_Written request 1_
Rewrite the paragraph of the WebNLG Toolkit page that begins "For example, load_webnlg_dataset()" as a short bulleted list that keeps its main facts.

_Selected excerpt_

━━━━

/webnlg_toolkit

Primary LanguagePythonGNU General Public License v3.0GPL-3.0

WebNLG Toolkit

This repo is intended to provide common utilities for WebNLG-related tasks. This includes data loading and processing, model training and evaluation. It also provides access to various baseline models.

pip install -e .

Loading WebNLG Data

WebNLG XML datasets can be automatically loaded into python using utility functions.

For example, load_webnlg_dataset() will automatically apply standard preprocessing of triples and lexicalisations and return input/output pairs ready to be used for seq2seq model training and inference. Use the lang parameter to filter out lexicalisations of the desired language(s), multilingual to add a language-specific prefix, and task to specify whether you intend to perform RDF-to-Text or Text-to-RDF.

>>> from webnlg_toolkit.utils.data import load_webnlg_dataset

>>> data = load_webnlg_dataset(test_file, lang="en", task="rdf2text")
>>> data[:3]
[('<S> Aarhus Airport <P> city served <O> Aarhus, Denmark',
  'The Aarhus is the airport of Aarhus, Denmark.'),
 ('<S> Aarhus Airport <P> city served <O> Aarhus, Denmark',
  'Aarhus Airport serves the city of Aarhus, Denmark.'),
 ('<S> Aarhus Airport <P> city served <O> Aarhus',
  'Aarhus airport serves the city of Aarhus.')]

# set `training=False` to get multi-reference examples 
>>> data = load_webnlg_dataset(test_file, lang="en", task="rdf2text", training=False)

━━━━

_Supplied entries_
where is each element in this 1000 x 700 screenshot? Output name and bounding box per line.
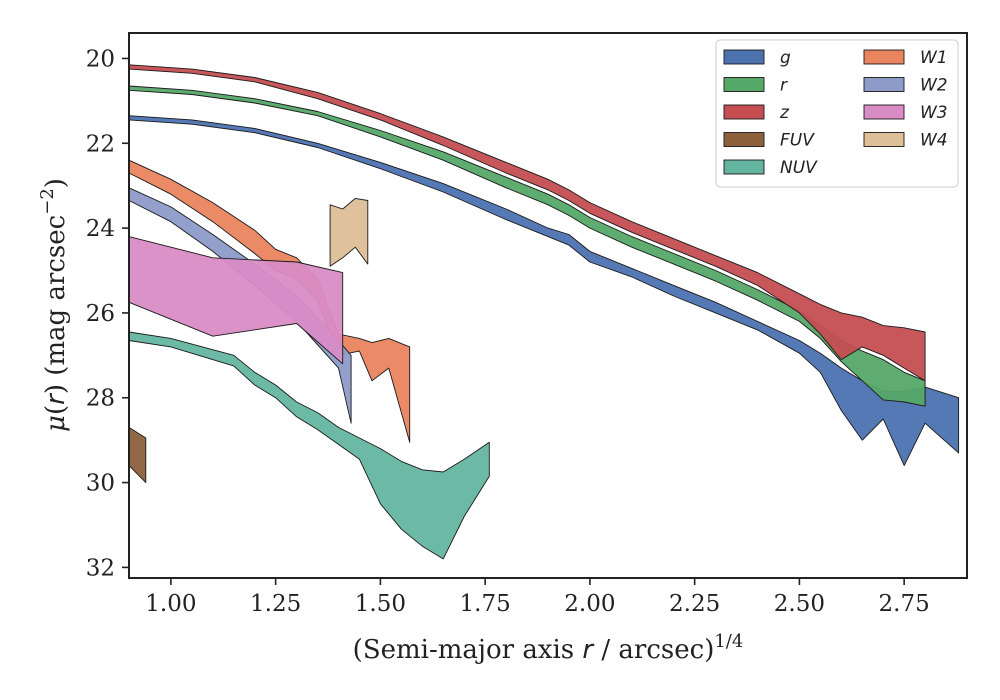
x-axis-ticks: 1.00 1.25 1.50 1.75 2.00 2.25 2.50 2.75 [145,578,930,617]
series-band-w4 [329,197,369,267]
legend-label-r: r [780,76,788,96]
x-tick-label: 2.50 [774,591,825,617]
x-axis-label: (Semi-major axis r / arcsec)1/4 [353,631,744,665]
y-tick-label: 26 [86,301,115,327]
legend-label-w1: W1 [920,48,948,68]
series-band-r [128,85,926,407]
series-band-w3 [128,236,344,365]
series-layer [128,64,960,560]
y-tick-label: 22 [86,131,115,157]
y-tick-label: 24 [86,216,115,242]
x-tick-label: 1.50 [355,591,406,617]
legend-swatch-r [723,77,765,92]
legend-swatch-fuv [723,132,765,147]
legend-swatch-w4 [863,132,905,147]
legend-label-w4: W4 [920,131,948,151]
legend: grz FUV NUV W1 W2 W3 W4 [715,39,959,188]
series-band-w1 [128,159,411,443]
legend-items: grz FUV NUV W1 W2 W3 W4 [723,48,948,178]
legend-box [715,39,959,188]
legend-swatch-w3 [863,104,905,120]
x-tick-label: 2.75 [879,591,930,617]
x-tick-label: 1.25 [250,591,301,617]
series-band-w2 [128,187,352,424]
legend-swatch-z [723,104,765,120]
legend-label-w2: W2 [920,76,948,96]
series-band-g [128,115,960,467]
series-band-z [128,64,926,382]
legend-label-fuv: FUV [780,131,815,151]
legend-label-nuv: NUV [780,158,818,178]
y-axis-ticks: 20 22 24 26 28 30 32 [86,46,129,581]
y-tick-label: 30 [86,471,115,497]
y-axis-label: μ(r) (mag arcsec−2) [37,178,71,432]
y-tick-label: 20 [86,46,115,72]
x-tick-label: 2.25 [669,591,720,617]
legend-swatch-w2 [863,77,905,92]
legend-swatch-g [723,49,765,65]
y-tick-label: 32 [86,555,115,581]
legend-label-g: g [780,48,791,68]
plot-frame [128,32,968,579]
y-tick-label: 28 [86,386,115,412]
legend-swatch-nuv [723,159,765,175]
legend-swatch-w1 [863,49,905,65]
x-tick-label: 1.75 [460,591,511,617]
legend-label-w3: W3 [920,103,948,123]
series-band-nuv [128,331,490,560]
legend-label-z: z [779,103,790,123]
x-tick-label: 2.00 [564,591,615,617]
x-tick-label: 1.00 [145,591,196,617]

━━━━

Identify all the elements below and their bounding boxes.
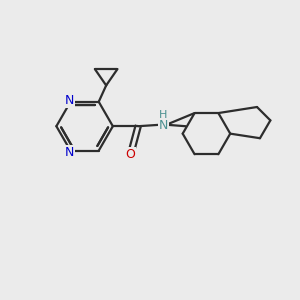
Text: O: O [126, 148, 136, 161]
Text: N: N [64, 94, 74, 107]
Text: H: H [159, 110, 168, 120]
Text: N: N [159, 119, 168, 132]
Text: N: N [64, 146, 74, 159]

━━━━

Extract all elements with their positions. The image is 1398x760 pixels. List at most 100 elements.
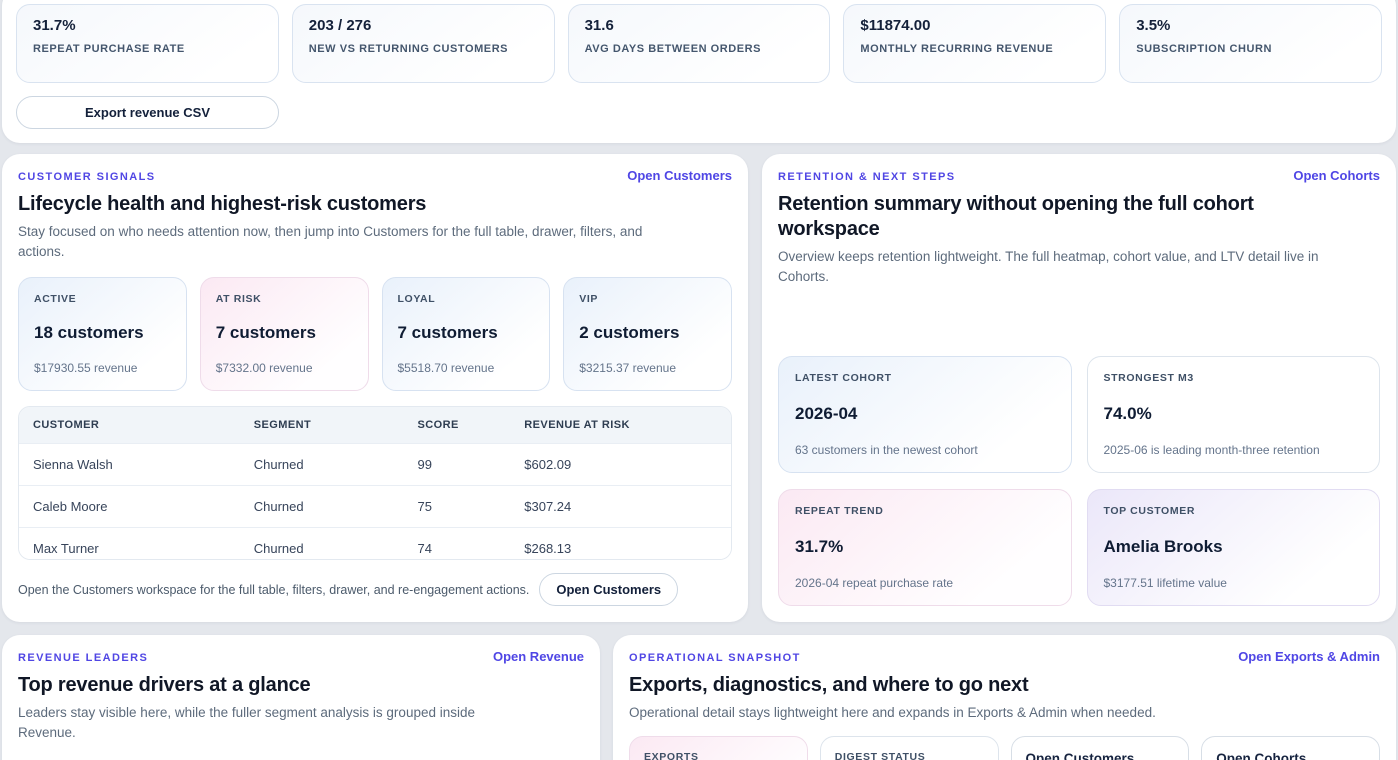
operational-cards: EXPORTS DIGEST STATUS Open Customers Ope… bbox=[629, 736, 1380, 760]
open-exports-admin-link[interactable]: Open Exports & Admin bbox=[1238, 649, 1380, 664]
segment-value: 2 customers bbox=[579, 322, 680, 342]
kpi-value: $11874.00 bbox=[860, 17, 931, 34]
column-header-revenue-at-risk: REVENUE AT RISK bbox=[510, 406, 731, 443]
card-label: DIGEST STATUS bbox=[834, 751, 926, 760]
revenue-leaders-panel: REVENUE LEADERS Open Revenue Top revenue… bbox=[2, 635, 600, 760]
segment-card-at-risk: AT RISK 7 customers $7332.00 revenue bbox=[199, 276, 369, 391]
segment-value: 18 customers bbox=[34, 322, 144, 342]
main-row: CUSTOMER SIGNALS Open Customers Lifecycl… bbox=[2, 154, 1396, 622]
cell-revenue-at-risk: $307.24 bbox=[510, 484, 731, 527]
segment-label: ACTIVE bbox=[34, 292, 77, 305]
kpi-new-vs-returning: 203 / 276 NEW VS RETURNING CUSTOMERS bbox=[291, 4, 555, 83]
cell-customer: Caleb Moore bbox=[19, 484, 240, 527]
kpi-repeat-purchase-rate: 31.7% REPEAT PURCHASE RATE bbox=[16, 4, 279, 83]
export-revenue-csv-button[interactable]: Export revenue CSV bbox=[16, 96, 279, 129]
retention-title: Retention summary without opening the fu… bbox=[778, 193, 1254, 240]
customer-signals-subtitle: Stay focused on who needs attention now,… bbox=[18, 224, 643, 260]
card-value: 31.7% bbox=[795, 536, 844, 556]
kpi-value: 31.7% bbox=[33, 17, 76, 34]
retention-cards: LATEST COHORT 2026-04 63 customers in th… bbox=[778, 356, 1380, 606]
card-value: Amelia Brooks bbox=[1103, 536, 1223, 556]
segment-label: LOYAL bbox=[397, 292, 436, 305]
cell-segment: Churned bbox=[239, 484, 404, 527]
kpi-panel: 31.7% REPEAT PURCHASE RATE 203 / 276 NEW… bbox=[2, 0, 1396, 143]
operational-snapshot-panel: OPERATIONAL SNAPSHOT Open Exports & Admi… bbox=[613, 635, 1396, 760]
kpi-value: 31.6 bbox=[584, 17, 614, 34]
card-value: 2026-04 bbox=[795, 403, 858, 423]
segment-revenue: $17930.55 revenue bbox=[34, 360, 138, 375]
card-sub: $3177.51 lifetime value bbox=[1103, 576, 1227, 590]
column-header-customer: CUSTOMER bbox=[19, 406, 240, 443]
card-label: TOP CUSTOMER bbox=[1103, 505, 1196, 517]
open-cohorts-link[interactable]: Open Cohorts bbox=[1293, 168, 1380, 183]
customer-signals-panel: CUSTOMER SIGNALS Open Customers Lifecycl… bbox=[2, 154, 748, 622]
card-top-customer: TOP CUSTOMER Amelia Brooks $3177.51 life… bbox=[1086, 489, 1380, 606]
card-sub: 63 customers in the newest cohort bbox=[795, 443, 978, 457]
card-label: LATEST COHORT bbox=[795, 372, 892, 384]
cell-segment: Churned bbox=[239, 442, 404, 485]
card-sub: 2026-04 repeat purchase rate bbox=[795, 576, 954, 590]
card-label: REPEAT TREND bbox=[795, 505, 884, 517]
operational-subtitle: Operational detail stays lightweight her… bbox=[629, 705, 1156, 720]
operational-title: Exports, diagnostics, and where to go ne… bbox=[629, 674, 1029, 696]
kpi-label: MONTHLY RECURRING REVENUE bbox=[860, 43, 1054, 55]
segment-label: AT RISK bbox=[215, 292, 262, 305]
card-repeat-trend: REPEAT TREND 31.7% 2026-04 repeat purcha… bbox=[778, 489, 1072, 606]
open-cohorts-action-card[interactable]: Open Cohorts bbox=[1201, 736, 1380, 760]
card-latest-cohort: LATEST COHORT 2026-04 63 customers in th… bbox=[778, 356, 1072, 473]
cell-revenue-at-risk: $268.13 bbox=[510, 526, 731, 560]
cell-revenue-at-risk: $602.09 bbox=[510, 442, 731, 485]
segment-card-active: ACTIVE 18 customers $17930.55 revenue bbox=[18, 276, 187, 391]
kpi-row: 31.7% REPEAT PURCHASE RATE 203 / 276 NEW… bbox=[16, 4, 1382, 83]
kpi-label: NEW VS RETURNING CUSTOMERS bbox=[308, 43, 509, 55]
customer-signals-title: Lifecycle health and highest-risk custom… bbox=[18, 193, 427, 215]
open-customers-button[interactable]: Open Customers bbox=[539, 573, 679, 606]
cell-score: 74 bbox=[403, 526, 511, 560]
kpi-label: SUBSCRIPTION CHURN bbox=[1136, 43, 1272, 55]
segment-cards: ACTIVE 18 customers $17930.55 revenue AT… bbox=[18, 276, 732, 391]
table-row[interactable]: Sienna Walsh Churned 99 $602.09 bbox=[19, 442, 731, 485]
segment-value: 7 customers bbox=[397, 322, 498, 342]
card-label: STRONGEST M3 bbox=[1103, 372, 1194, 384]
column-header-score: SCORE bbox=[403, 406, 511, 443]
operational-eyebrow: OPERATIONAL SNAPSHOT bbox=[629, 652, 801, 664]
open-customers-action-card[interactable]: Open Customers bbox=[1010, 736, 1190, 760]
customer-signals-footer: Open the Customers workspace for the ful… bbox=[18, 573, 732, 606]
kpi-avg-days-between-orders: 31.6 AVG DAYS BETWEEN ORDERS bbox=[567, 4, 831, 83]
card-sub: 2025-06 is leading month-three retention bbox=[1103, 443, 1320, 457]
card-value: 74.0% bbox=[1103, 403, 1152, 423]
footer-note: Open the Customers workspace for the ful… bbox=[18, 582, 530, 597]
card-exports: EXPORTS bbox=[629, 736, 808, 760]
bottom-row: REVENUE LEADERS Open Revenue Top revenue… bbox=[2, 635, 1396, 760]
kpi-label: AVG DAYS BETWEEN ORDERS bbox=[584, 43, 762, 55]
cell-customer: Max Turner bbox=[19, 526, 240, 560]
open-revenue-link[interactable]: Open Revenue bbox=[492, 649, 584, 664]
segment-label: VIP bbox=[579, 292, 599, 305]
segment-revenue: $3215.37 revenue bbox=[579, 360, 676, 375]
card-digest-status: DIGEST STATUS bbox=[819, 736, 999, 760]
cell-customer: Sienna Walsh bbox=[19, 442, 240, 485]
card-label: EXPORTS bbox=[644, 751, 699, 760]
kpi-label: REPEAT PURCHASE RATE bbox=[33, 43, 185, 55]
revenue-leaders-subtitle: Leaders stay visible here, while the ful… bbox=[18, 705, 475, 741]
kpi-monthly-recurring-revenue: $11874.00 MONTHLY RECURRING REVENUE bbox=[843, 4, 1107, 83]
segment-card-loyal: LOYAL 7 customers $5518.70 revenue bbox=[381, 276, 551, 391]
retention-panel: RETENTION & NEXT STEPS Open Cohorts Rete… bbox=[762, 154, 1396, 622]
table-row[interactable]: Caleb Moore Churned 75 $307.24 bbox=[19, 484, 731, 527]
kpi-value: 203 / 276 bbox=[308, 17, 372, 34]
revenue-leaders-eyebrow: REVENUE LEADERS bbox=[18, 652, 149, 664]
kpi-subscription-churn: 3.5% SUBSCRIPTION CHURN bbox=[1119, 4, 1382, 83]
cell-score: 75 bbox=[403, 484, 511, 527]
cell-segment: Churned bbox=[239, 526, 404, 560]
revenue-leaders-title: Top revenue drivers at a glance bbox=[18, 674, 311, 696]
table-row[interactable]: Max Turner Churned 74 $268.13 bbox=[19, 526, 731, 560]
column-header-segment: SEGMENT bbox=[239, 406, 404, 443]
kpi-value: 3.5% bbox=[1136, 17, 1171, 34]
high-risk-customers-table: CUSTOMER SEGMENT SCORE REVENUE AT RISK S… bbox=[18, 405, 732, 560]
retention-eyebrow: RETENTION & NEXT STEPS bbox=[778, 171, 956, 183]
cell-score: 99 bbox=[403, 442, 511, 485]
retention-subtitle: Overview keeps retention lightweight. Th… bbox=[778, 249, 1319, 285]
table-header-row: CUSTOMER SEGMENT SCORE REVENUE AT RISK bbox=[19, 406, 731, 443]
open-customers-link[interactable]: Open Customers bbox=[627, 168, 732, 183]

━━━━

_Written request 2_
In the rows, write out everything from the line containing "Identify all the" down to the line containing "Text: N: N [64, 146, 74, 159]", both included, and leave the picture out.

_Problem solution 1_
- load_webnlg_dataset() applies standard preprocessing to triples and lexicalisations.
- It returns input/output pairs ready for seq2seq model training and inference.
- The lang parameter filters out lexicalisations of the desired language(s).
- The multilingual parameter adds a language-specific prefix.
- The task parameter specifies whether you intend to perform RDF-to-Text or Text-to-RDF.

_Problem solution 2_
Identify all the elements below and their bounding boxes.
Text: O: O [126, 148, 136, 161]
Text: N: N [64, 94, 74, 107]
Text: H: H [159, 110, 168, 120]
Text: N: N [159, 119, 168, 132]
Text: N: N [64, 146, 74, 159]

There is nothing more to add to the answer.